:: Listing ::
○ ○ ○ ○ ○
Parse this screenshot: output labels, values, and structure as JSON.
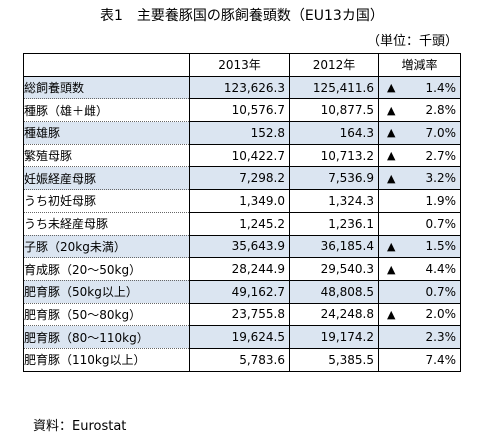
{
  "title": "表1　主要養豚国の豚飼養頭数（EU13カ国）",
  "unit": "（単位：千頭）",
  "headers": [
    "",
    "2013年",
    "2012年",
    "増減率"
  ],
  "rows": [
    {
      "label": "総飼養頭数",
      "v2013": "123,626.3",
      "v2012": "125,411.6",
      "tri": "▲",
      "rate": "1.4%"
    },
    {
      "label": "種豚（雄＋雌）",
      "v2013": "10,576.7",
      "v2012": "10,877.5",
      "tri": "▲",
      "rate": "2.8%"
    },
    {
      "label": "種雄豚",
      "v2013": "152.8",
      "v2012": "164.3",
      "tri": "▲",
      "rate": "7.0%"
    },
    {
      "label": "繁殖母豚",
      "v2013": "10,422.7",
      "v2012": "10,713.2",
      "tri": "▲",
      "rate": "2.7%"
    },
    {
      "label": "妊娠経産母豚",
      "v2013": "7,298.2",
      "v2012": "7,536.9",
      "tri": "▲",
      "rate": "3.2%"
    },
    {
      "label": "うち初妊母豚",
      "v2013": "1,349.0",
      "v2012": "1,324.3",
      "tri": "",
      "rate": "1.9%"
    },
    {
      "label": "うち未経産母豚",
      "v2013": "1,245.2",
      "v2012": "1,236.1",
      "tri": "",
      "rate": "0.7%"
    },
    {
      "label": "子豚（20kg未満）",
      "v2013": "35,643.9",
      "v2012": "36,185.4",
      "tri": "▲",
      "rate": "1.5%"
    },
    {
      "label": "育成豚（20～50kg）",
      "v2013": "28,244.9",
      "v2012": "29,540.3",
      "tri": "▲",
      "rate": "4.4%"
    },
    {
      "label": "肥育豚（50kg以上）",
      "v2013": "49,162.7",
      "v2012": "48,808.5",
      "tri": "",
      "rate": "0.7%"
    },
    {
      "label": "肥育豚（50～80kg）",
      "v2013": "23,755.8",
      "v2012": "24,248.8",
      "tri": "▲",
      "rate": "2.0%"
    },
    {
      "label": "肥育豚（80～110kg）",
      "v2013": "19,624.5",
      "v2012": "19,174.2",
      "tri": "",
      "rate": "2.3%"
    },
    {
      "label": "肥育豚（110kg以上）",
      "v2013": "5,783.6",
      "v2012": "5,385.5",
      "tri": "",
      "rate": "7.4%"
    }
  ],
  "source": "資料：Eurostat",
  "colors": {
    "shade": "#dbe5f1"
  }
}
○ ○ ○ ○ ○
:: Request ::
Transcribe the full listing above exactly, with the images removed.

:: Full response ::
Parse this screenshot: output labels, values, and structure as JSON.
{
  "title": "表1　主要養豚国の豚飼養頭数（EU13カ国）",
  "unit": "（単位：千頭）",
  "headers": [
    "",
    "2013年",
    "2012年",
    "増減率"
  ],
  "rows": [
    {
      "label": "総飼養頭数",
      "v2013": "123,626.3",
      "v2012": "125,411.6",
      "tri": "▲",
      "rate": "1.4%"
    },
    {
      "label": "種豚（雄＋雌）",
      "v2013": "10,576.7",
      "v2012": "10,877.5",
      "tri": "▲",
      "rate": "2.8%"
    },
    {
      "label": "種雄豚",
      "v2013": "152.8",
      "v2012": "164.3",
      "tri": "▲",
      "rate": "7.0%"
    },
    {
      "label": "繁殖母豚",
      "v2013": "10,422.7",
      "v2012": "10,713.2",
      "tri": "▲",
      "rate": "2.7%"
    },
    {
      "label": "妊娠経産母豚",
      "v2013": "7,298.2",
      "v2012": "7,536.9",
      "tri": "▲",
      "rate": "3.2%"
    },
    {
      "label": "うち初妊母豚",
      "v2013": "1,349.0",
      "v2012": "1,324.3",
      "tri": "",
      "rate": "1.9%"
    },
    {
      "label": "うち未経産母豚",
      "v2013": "1,245.2",
      "v2012": "1,236.1",
      "tri": "",
      "rate": "0.7%"
    },
    {
      "label": "子豚（20kg未満）",
      "v2013": "35,643.9",
      "v2012": "36,185.4",
      "tri": "▲",
      "rate": "1.5%"
    },
    {
      "label": "育成豚（20～50kg）",
      "v2013": "28,244.9",
      "v2012": "29,540.3",
      "tri": "▲",
      "rate": "4.4%"
    },
    {
      "label": "肥育豚（50kg以上）",
      "v2013": "49,162.7",
      "v2012": "48,808.5",
      "tri": "",
      "rate": "0.7%"
    },
    {
      "label": "肥育豚（50～80kg）",
      "v2013": "23,755.8",
      "v2012": "24,248.8",
      "tri": "▲",
      "rate": "2.0%"
    },
    {
      "label": "肥育豚（80～110kg）",
      "v2013": "19,624.5",
      "v2012": "19,174.2",
      "tri": "",
      "rate": "2.3%"
    },
    {
      "label": "肥育豚（110kg以上）",
      "v2013": "5,783.6",
      "v2012": "5,385.5",
      "tri": "",
      "rate": "7.4%"
    }
  ],
  "source": "資料：Eurostat",
  "colors": {
    "shade": "#dbe5f1"
  }
}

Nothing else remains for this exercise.